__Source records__
·····
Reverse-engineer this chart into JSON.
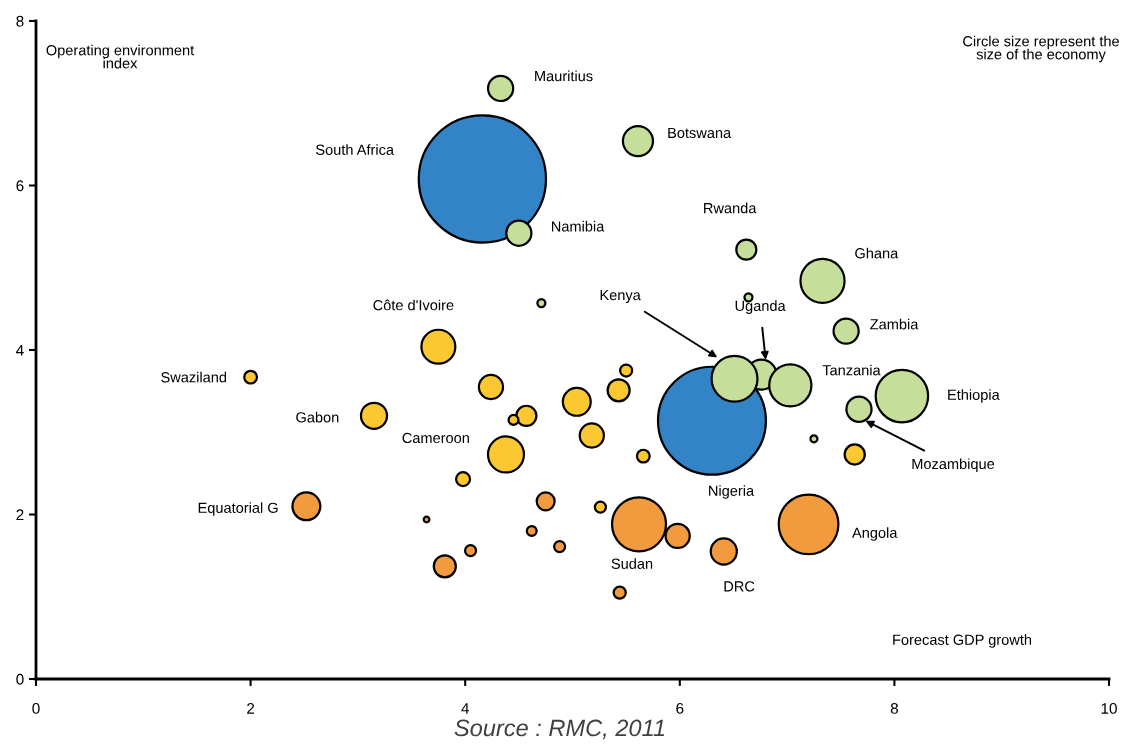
{
  "chart_data": {
    "type": "bubble",
    "xlabel": "Forecast GDP growth",
    "ylabel": "Operating environment\nindex",
    "xlim": [
      0,
      10
    ],
    "ylim": [
      0,
      8
    ],
    "xticks": [
      0,
      2,
      4,
      6,
      8,
      10
    ],
    "yticks": [
      0,
      2,
      4,
      6,
      8
    ],
    "grid": false,
    "legend": false,
    "series": [
      {
        "color": "#3384c6",
        "x": [
          4.16,
          6.3
        ],
        "values": [
          6.08,
          3.14
        ],
        "sizes": [
          1,
          0.72
        ]
      },
      {
        "color": "#f19a3e",
        "x": [
          2.52,
          3.64,
          4.75,
          4.62,
          4.05,
          3.81,
          4.88,
          5.62,
          5.98,
          6.41,
          7.2,
          5.44
        ],
        "values": [
          2.1,
          1.94,
          2.16,
          1.8,
          1.56,
          1.37,
          1.61,
          1.88,
          1.74,
          1.55,
          1.88,
          1.05
        ],
        "sizes": [
          0.048,
          0.002,
          0.02,
          0.006,
          0.0075,
          0.03,
          0.0075,
          0.18,
          0.036,
          0.042,
          0.22,
          0.009
        ]
      },
      {
        "color": "#fcc832",
        "x": [
          3.75,
          2.0,
          3.15,
          4.24,
          4.57,
          4.45,
          4.38,
          3.98,
          5.5,
          5.43,
          5.04,
          5.18,
          5.66,
          7.63,
          5.26
        ],
        "values": [
          4.04,
          3.67,
          3.2,
          3.55,
          3.2,
          3.15,
          2.73,
          2.43,
          3.75,
          3.51,
          3.37,
          2.96,
          2.71,
          2.73,
          2.09
        ],
        "sizes": [
          0.071,
          0.01,
          0.042,
          0.036,
          0.025,
          0.006,
          0.08,
          0.012,
          0.009,
          0.03,
          0.048,
          0.036,
          0.01,
          0.025,
          0.0075
        ]
      },
      {
        "color": "#c5de9a",
        "x": [
          4.33,
          4.5,
          4.71,
          5.61,
          6.62,
          6.64,
          7.33,
          7.55,
          6.76,
          6.51,
          7.03,
          8.07,
          7.67,
          7.25
        ],
        "values": [
          7.18,
          5.42,
          4.57,
          6.54,
          5.22,
          4.64,
          4.84,
          4.23,
          3.7,
          3.65,
          3.57,
          3.44,
          3.28,
          2.92
        ],
        "sizes": [
          0.039,
          0.039,
          0.004,
          0.056,
          0.025,
          0.004,
          0.12,
          0.039,
          0.056,
          0.13,
          0.11,
          0.17,
          0.039,
          0.003
        ]
      }
    ],
    "annotations": [
      {
        "text": "Mauritius",
        "x": 4.33,
        "y": 7.18
      },
      {
        "text": "Botswana",
        "x": 5.61,
        "y": 6.54
      },
      "South Africa",
      {
        "text": "Namibia",
        "x": 4.5,
        "y": 5.42
      },
      {
        "text": "Rwanda",
        "x": 6.62,
        "y": 5.22
      },
      {
        "text": "Ghana",
        "x": 7.33,
        "y": 4.84
      },
      {
        "text": "Zambia",
        "x": 7.55,
        "y": 4.23
      },
      {
        "text": "Côte d'Ivoire",
        "x": 3.75,
        "y": 4.04
      },
      {
        "text": "Kenya",
        "x": 6.35,
        "y": 3.91
      },
      {
        "text": "Uganda",
        "x": 6.8,
        "y": 3.88
      },
      {
        "text": "Tanzania",
        "x": 7.03,
        "y": 3.57
      },
      "Ethiopia",
      {
        "text": "Mozambique",
        "x": 7.73,
        "y": 3.14
      },
      "Nigeria",
      "Angola",
      "Sudan",
      {
        "text": "DRC",
        "x": 6.41,
        "y": 1.55
      },
      {
        "text": "Swaziland",
        "x": 2.0,
        "y": 3.67
      },
      {
        "text": "Gabon",
        "x": 3.15,
        "y": 3.2
      },
      {
        "text": "Cameroon",
        "x": 4.38,
        "y": 2.73
      },
      {
        "text": "Equatorial G",
        "x": 2.52,
        "y": 2.1
      },
      "Circle size represent the\nsize of the economy",
      "Source : RMC, 2011"
    ]
  }
}
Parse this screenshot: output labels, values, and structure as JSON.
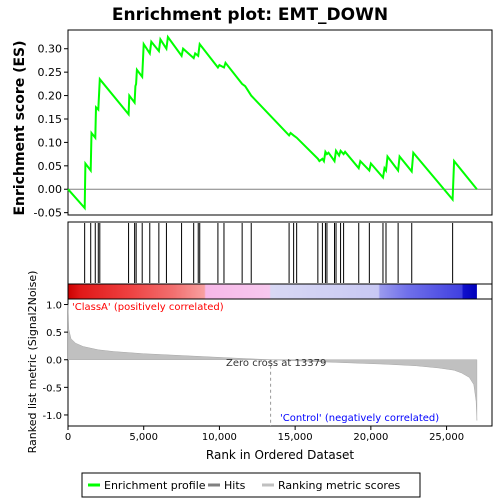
{
  "title": "Enrichment plot: EMT_DOWN",
  "colors": {
    "enrichment_line": "#00ff00",
    "zero_line": "#808080",
    "metric_fill": "#c0c0c0",
    "positive_label": "#ff0000",
    "negative_label": "#0000ff",
    "hits": "#000000"
  },
  "legend": {
    "items": [
      {
        "label": "Enrichment profile",
        "color": "#00ff00"
      },
      {
        "label": "Hits",
        "color": "#808080"
      },
      {
        "label": "Ranking metric scores",
        "color": "#c0c0c0"
      }
    ]
  },
  "annotations": {
    "positive": "'ClassA' (positively correlated)",
    "negative": "'Control' (negatively correlated)",
    "zero_cross": "Zero cross at 13379"
  },
  "chart_data": [
    {
      "type": "line",
      "name": "enrichment-score",
      "title": "Enrichment plot: EMT_DOWN",
      "ylabel": "Enrichment score (ES)",
      "xlim": [
        0,
        28000
      ],
      "ylim": [
        -0.055,
        0.34
      ],
      "yticks": [
        -0.05,
        0.0,
        0.05,
        0.1,
        0.15,
        0.2,
        0.25,
        0.3
      ],
      "ytick_labels": [
        "-0.05",
        "0.00",
        "0.05",
        "0.10",
        "0.15",
        "0.20",
        "0.25",
        "0.30"
      ],
      "grid": false,
      "x": [
        0,
        1100,
        1150,
        1500,
        1550,
        1800,
        1850,
        2000,
        2100,
        4000,
        4050,
        4400,
        4450,
        4500,
        4550,
        4900,
        5000,
        5400,
        5500,
        6000,
        6100,
        6500,
        6600,
        7500,
        7600,
        8300,
        8400,
        8600,
        8700,
        9900,
        10000,
        10300,
        10400,
        11500,
        11700,
        12100,
        14600,
        14700,
        14900,
        15100,
        16500,
        16600,
        16800,
        16900,
        17000,
        17100,
        17200,
        17600,
        17700,
        17900,
        18000,
        18200,
        18300,
        19200,
        19300,
        19900,
        20000,
        20800,
        20900,
        21000,
        21100,
        21800,
        21900,
        22700,
        22800,
        25400,
        25500,
        27000
      ],
      "y": [
        0.0,
        -0.04,
        0.055,
        0.04,
        0.12,
        0.11,
        0.175,
        0.17,
        0.235,
        0.16,
        0.2,
        0.185,
        0.22,
        0.225,
        0.255,
        0.24,
        0.31,
        0.29,
        0.315,
        0.295,
        0.32,
        0.3,
        0.325,
        0.285,
        0.3,
        0.28,
        0.29,
        0.285,
        0.31,
        0.26,
        0.265,
        0.26,
        0.27,
        0.225,
        0.22,
        0.2,
        0.115,
        0.12,
        0.115,
        0.11,
        0.065,
        0.06,
        0.065,
        0.06,
        0.08,
        0.075,
        0.078,
        0.06,
        0.082,
        0.072,
        0.082,
        0.075,
        0.08,
        0.045,
        0.06,
        0.04,
        0.055,
        0.025,
        0.045,
        0.04,
        0.07,
        0.04,
        0.07,
        0.038,
        0.078,
        -0.022,
        0.06,
        0.0
      ]
    },
    {
      "type": "hits",
      "name": "hits",
      "positions": [
        1100,
        1500,
        1800,
        2000,
        2100,
        4000,
        4400,
        4500,
        4900,
        5400,
        6000,
        6500,
        7500,
        8300,
        8600,
        8700,
        9900,
        10300,
        11500,
        12100,
        14600,
        14900,
        15100,
        16500,
        16800,
        17000,
        17100,
        17600,
        17700,
        18000,
        18200,
        19200,
        19900,
        20800,
        21000,
        21800,
        22700,
        25400
      ]
    },
    {
      "type": "heatmap",
      "name": "rank-color-bar",
      "stops": [
        {
          "rank": 0,
          "color": "#cc0000"
        },
        {
          "rank": 800,
          "color": "#e01818"
        },
        {
          "rank": 4000,
          "color": "#ee4040"
        },
        {
          "rank": 7000,
          "color": "#f27070"
        },
        {
          "rank": 9000,
          "color": "#f8a0a0"
        },
        {
          "rank": 9100,
          "color": "#f7b8e8"
        },
        {
          "rank": 13300,
          "color": "#f7c8ee"
        },
        {
          "rank": 13400,
          "color": "#d8d8f4"
        },
        {
          "rank": 20500,
          "color": "#c8c8f4"
        },
        {
          "rank": 20600,
          "color": "#9a9aee"
        },
        {
          "rank": 22400,
          "color": "#7070ea"
        },
        {
          "rank": 26000,
          "color": "#4040e0"
        },
        {
          "rank": 26100,
          "color": "#1010cc"
        },
        {
          "rank": 27000,
          "color": "#0000bb"
        }
      ]
    },
    {
      "type": "area",
      "name": "ranked-list-metric",
      "ylabel": "Ranked list metric (Signal2Noise)",
      "xlabel": "Rank in Ordered Dataset",
      "xlim": [
        0,
        28000
      ],
      "ylim": [
        -1.2,
        1.1
      ],
      "xticks": [
        0,
        5000,
        10000,
        15000,
        20000,
        25000
      ],
      "xtick_labels": [
        "0",
        "5,000",
        "10,000",
        "15,000",
        "20,000",
        "25,000"
      ],
      "yticks": [
        -1.0,
        -0.5,
        0.0,
        0.5,
        1.0
      ],
      "ytick_labels": [
        "-1.0",
        "-0.5",
        "0.0",
        "0.5",
        "1.0"
      ],
      "zero_cross": 13379,
      "x": [
        0,
        50,
        200,
        500,
        1000,
        2000,
        3000,
        5000,
        8000,
        11000,
        13379,
        16000,
        19000,
        21000,
        23000,
        24500,
        25500,
        26000,
        26500,
        26800,
        26950,
        27000
      ],
      "y": [
        1.0,
        0.55,
        0.38,
        0.3,
        0.24,
        0.18,
        0.15,
        0.11,
        0.07,
        0.03,
        0.0,
        -0.03,
        -0.06,
        -0.08,
        -0.11,
        -0.15,
        -0.19,
        -0.24,
        -0.32,
        -0.45,
        -0.75,
        -1.1
      ]
    }
  ]
}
·····
__WHAT IS NEEDED__
Return all lines of the material above in which the word "name" occurs.

__SOLUTION FOR THIS EXERCISE__
      "name": "enrichment-score",
      "name": "hits",
      "name": "rank-color-bar",
      "name": "ranked-list-metric",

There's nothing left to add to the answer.